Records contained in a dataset
··········

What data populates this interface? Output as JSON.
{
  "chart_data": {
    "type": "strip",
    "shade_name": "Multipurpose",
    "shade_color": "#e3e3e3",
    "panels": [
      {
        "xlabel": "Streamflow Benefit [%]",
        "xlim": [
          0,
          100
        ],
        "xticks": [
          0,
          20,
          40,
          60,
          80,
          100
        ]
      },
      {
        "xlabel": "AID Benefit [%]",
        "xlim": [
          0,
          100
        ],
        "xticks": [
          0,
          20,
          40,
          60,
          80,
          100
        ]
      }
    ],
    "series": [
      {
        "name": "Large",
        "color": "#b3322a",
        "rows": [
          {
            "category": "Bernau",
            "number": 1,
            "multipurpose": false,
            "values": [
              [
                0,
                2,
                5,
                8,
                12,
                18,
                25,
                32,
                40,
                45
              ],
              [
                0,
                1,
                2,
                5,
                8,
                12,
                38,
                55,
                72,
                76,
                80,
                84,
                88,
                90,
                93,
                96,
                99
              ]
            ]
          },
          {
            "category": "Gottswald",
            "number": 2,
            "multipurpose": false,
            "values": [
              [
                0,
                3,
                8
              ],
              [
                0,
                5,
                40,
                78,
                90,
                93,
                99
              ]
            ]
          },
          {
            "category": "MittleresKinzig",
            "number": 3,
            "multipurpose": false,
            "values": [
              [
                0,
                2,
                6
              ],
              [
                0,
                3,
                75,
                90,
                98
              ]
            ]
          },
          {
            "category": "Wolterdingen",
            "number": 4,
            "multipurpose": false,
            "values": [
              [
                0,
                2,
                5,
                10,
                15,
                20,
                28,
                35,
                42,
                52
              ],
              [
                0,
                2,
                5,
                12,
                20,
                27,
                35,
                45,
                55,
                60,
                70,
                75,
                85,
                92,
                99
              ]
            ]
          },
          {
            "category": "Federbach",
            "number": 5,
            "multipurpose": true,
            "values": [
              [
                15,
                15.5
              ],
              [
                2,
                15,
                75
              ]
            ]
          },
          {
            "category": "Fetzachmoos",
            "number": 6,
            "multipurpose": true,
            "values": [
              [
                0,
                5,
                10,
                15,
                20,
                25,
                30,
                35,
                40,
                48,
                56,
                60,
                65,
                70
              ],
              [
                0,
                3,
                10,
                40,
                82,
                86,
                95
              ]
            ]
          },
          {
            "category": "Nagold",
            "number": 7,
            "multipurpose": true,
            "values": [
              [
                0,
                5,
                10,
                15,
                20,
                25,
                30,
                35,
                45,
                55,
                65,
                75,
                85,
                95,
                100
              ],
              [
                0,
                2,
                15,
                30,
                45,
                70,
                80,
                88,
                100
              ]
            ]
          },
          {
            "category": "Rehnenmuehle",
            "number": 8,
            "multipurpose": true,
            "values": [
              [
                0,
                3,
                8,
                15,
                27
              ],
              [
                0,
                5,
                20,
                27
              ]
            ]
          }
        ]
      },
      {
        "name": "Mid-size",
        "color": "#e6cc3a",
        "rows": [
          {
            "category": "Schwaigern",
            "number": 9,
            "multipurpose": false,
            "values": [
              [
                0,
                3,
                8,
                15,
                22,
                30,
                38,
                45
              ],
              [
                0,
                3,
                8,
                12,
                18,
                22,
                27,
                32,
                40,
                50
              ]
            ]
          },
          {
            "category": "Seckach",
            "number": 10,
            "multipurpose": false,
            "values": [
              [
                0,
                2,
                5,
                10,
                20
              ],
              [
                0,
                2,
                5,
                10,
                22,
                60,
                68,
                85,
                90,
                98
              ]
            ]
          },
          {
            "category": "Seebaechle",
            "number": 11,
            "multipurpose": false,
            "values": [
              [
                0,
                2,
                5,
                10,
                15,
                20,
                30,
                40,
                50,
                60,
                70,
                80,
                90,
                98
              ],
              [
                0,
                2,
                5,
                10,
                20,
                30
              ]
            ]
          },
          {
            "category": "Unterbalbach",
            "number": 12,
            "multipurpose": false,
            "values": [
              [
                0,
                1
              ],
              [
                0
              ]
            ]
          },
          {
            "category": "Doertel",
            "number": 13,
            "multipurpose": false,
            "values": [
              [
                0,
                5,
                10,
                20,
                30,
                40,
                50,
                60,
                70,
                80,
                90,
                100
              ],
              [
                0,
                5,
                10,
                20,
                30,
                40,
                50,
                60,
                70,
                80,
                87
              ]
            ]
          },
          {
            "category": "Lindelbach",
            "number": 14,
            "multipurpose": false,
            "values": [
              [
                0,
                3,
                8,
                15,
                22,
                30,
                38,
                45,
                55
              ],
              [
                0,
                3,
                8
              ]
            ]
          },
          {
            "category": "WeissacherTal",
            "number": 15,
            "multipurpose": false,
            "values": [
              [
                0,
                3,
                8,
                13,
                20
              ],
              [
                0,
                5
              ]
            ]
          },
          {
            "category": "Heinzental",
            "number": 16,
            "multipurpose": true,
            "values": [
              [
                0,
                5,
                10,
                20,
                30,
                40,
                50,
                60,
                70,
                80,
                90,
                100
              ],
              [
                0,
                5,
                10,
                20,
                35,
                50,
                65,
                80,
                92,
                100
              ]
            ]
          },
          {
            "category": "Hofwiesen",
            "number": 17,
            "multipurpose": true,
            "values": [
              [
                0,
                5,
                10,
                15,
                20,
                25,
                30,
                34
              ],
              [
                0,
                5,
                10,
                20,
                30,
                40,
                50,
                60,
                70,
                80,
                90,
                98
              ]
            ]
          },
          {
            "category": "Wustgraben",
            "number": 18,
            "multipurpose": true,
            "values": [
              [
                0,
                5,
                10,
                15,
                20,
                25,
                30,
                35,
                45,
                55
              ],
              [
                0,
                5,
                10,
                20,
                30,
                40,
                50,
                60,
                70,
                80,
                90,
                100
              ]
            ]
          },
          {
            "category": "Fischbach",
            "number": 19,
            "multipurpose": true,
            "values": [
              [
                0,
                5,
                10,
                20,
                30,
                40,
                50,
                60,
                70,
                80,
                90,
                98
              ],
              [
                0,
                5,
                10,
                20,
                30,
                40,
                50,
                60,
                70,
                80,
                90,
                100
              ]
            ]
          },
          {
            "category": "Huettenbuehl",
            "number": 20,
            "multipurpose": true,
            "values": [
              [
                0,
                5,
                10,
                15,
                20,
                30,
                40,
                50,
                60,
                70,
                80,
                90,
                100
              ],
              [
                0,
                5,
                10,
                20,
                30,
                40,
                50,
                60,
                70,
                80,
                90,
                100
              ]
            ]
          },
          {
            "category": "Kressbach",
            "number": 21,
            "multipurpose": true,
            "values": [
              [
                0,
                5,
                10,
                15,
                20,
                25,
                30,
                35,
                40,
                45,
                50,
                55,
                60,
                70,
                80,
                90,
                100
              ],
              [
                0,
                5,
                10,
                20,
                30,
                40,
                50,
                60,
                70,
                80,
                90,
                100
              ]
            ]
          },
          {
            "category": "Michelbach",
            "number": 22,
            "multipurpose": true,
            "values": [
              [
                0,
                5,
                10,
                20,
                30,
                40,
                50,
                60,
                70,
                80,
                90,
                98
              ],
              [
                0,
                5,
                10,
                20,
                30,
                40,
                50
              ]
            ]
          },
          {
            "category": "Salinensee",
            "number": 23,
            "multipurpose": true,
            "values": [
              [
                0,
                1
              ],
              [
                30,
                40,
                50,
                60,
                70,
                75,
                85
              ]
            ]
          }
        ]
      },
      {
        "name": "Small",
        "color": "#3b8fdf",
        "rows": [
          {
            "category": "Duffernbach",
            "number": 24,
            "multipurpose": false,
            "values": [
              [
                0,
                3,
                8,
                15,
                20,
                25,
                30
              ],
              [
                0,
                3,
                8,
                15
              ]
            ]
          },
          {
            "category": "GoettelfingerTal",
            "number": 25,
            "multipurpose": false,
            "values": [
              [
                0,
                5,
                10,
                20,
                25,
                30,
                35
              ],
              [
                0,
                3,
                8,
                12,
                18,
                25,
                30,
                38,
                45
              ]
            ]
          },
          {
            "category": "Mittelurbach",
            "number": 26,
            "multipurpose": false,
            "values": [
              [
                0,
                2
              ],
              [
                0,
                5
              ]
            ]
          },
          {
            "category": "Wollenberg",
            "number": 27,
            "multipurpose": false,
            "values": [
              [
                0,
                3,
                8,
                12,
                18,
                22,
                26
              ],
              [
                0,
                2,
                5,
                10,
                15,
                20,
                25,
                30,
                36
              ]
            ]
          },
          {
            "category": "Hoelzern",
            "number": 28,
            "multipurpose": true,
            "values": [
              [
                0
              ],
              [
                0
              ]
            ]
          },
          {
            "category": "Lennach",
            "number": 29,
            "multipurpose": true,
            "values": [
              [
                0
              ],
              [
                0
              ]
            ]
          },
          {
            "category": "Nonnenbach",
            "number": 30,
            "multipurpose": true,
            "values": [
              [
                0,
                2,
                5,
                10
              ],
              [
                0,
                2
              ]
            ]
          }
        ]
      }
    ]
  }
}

··········

** Your objective **
Filter out every line that lacks the word "Benefit", and copy the rest.

** Response **
        "xlabel": "Streamflow Benefit [%]",
        "xlabel": "AID Benefit [%]",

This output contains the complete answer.